#### [PROBLEM]
In the data, find the word "subtitle" and copy out every line that has it.

#### [RECORD EXCERPTS]
★ ★ ★ ★

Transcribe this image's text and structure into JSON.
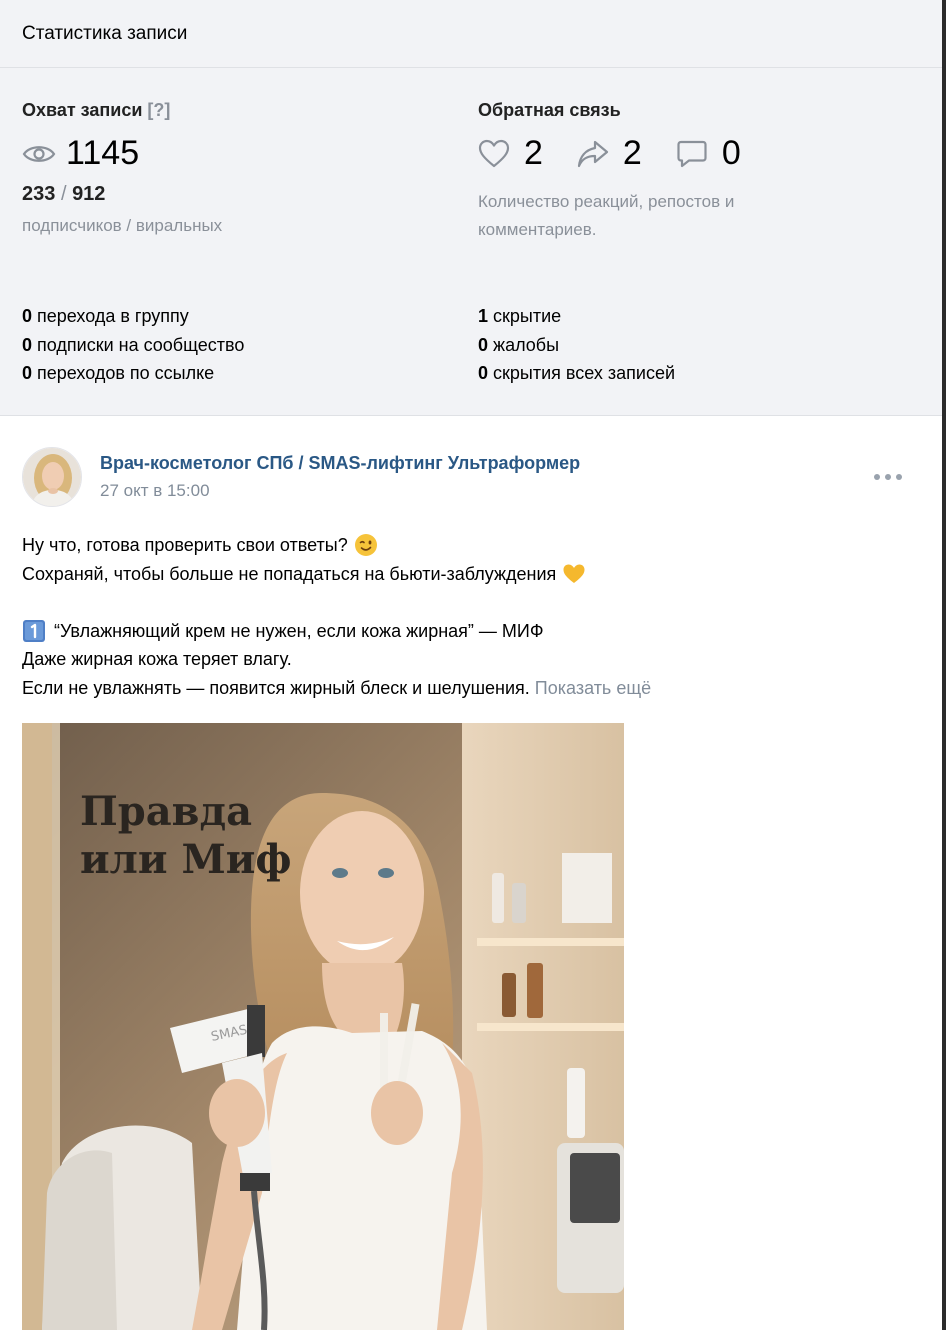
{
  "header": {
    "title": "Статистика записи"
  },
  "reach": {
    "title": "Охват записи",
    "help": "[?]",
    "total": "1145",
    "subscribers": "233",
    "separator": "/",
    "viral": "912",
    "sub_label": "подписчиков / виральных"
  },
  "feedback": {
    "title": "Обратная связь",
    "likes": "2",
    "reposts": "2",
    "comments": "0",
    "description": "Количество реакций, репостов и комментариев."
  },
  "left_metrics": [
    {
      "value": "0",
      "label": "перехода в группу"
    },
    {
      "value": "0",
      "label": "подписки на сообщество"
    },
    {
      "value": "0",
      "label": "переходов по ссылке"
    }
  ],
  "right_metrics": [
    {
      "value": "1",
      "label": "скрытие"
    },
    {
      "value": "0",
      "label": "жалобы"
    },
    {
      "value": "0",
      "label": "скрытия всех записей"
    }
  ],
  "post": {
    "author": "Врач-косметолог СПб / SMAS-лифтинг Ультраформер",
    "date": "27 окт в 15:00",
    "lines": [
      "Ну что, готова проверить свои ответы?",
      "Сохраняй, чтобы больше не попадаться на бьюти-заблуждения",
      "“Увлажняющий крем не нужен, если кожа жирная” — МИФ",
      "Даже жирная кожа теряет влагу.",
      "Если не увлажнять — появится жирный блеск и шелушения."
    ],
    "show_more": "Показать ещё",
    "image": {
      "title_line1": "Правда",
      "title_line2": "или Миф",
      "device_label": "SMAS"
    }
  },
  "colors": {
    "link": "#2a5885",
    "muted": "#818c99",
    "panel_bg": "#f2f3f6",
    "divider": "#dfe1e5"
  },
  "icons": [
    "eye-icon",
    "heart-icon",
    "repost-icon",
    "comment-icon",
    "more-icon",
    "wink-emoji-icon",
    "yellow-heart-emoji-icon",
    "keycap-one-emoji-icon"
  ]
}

★ ★ ★ ★

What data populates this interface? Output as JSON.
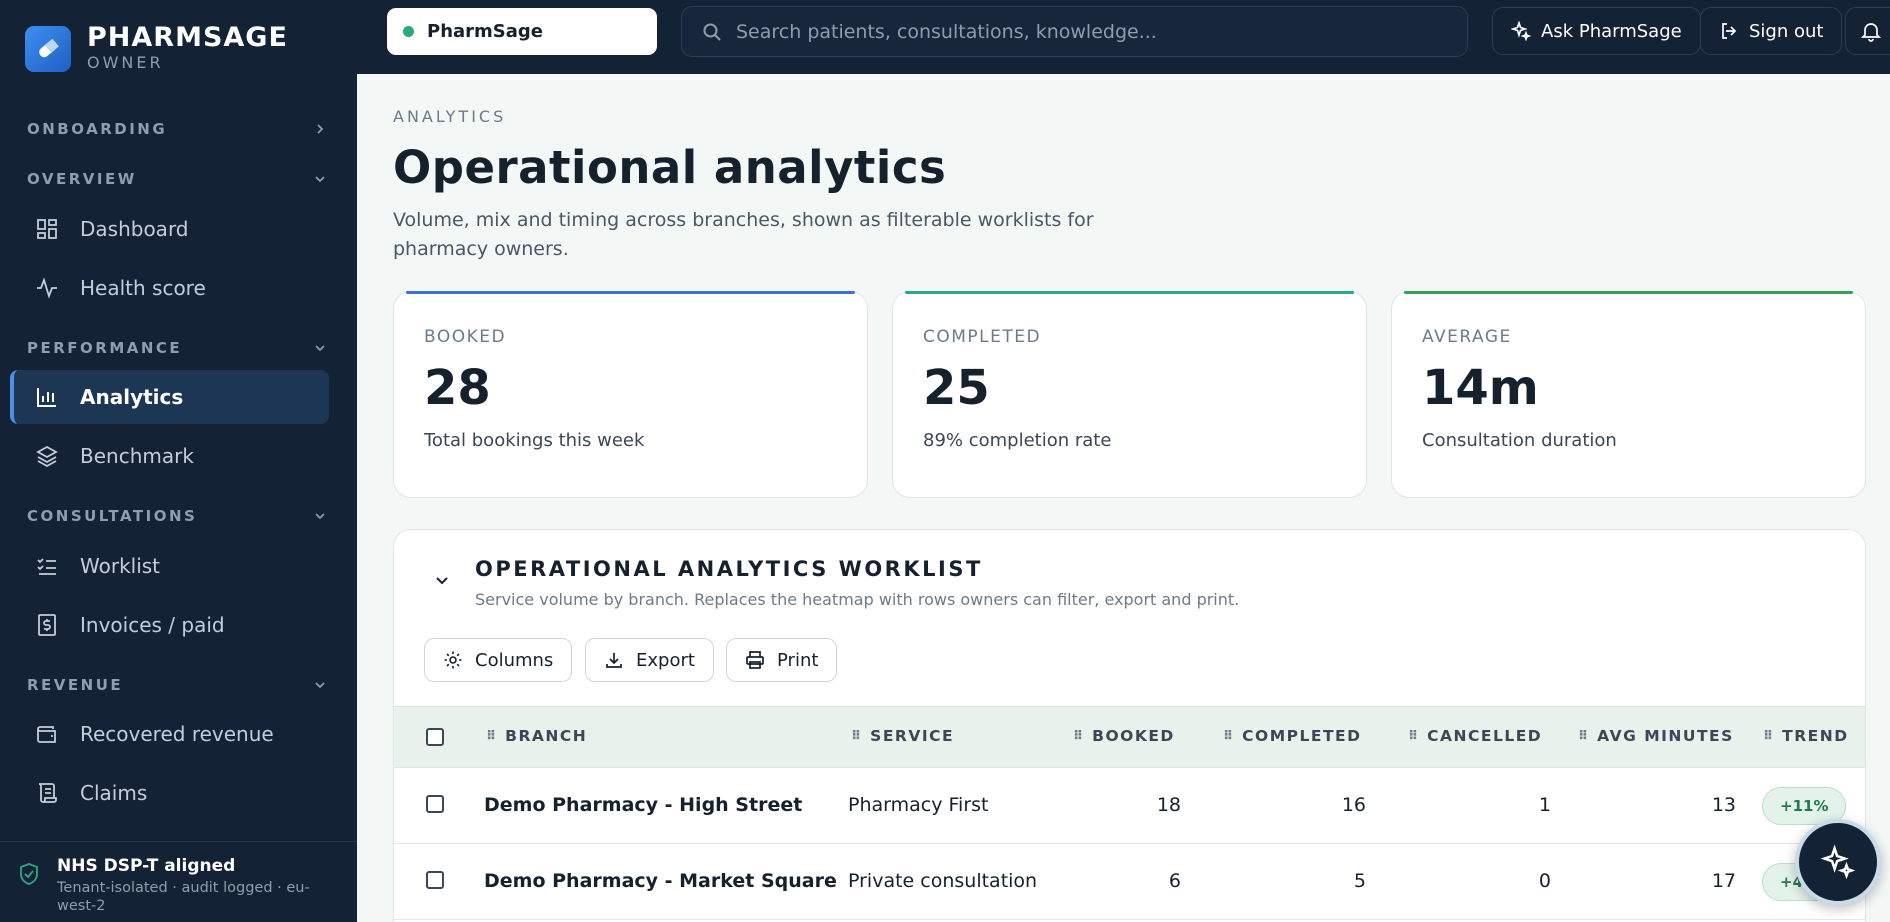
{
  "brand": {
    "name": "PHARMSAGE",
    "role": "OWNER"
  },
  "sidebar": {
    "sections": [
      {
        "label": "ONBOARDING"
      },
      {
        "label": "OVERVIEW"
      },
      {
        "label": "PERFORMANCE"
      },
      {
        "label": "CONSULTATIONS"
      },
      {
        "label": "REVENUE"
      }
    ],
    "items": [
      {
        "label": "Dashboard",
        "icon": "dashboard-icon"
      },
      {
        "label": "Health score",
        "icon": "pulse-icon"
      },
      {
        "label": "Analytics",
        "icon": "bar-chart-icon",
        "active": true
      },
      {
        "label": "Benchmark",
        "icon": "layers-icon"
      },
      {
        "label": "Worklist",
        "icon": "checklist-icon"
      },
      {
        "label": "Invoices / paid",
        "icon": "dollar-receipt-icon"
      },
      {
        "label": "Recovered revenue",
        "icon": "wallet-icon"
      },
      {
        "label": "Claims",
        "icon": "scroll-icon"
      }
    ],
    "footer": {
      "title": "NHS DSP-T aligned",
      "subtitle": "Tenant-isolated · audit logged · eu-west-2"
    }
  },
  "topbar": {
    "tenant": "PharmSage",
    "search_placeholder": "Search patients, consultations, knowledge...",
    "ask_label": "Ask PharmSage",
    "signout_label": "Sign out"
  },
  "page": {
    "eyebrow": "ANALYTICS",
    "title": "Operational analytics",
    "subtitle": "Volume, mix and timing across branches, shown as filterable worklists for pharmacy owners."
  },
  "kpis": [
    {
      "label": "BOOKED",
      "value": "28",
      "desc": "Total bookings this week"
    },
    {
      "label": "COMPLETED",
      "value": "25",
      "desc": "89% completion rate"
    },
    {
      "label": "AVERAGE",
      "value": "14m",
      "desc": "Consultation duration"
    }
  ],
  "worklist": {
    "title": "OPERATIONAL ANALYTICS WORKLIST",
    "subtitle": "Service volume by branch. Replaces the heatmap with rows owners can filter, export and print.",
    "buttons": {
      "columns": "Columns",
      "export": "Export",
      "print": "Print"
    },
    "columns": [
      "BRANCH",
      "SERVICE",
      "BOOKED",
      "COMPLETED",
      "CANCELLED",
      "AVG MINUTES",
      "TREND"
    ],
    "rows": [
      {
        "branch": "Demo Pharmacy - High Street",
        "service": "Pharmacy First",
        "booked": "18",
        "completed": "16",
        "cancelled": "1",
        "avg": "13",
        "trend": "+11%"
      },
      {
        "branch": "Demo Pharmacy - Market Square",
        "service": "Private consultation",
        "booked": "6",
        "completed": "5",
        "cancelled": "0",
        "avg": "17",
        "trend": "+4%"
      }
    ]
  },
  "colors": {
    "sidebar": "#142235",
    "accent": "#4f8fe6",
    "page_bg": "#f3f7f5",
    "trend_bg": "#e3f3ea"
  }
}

★ ★ ★ ★

#### [TASK RESPONSE]
      "subtitle": "Tenant-isolated · audit logged · eu-west-2"
    "subtitle": "Volume, mix and timing across branches, shown as filterable worklists for pharmacy owners."
    "subtitle": "Service volume by branch. Replaces the heatmap with rows owners can filter, export and print.",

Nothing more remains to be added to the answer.